* START RECORDS TO USE *
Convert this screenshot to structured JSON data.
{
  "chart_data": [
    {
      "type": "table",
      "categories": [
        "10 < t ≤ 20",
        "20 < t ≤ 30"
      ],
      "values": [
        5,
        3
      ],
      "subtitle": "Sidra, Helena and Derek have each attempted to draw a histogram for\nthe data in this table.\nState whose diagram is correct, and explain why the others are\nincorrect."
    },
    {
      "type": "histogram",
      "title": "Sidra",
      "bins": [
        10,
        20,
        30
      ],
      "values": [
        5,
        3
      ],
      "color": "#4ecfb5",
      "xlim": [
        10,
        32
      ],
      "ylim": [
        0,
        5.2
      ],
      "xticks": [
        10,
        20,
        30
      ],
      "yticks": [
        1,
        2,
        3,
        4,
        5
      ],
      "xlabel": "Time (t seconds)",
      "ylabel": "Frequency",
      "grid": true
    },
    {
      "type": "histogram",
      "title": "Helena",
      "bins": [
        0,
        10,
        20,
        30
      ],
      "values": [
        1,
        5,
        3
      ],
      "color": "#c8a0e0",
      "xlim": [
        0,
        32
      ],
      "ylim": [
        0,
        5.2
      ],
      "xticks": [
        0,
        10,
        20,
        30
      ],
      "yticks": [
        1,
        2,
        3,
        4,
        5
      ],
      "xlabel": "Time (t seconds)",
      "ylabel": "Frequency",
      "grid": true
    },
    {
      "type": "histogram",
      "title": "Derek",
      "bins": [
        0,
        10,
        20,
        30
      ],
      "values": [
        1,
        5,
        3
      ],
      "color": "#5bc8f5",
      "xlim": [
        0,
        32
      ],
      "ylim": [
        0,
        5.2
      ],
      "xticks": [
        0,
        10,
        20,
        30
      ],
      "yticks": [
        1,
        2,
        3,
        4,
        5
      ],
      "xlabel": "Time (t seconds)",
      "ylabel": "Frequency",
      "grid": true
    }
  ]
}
* END RECORDS TO USE *
EXERCISE: Output the listing above exactly as it appears.

EXERCISE OUTPUT:
Convert this screenshot to structured JSON data.
{
  "chart_data": [
    {
      "type": "table",
      "categories": [
        "10 < t ≤ 20",
        "20 < t ≤ 30"
      ],
      "values": [
        5,
        3
      ],
      "subtitle": "Sidra, Helena and Derek have each attempted to draw a histogram for\nthe data in this table.\nState whose diagram is correct, and explain why the others are\nincorrect."
    },
    {
      "type": "histogram",
      "title": "Sidra",
      "bins": [
        10,
        20,
        30
      ],
      "values": [
        5,
        3
      ],
      "color": "#4ecfb5",
      "xlim": [
        10,
        32
      ],
      "ylim": [
        0,
        5.2
      ],
      "xticks": [
        10,
        20,
        30
      ],
      "yticks": [
        1,
        2,
        3,
        4,
        5
      ],
      "xlabel": "Time (t seconds)",
      "ylabel": "Frequency",
      "grid": true
    },
    {
      "type": "histogram",
      "title": "Helena",
      "bins": [
        0,
        10,
        20,
        30
      ],
      "values": [
        1,
        5,
        3
      ],
      "color": "#c8a0e0",
      "xlim": [
        0,
        32
      ],
      "ylim": [
        0,
        5.2
      ],
      "xticks": [
        0,
        10,
        20,
        30
      ],
      "yticks": [
        1,
        2,
        3,
        4,
        5
      ],
      "xlabel": "Time (t seconds)",
      "ylabel": "Frequency",
      "grid": true
    },
    {
      "type": "histogram",
      "title": "Derek",
      "bins": [
        0,
        10,
        20,
        30
      ],
      "values": [
        1,
        5,
        3
      ],
      "color": "#5bc8f5",
      "xlim": [
        0,
        32
      ],
      "ylim": [
        0,
        5.2
      ],
      "xticks": [
        0,
        10,
        20,
        30
      ],
      "yticks": [
        1,
        2,
        3,
        4,
        5
      ],
      "xlabel": "Time (t seconds)",
      "ylabel": "Frequency",
      "grid": true
    }
  ]
}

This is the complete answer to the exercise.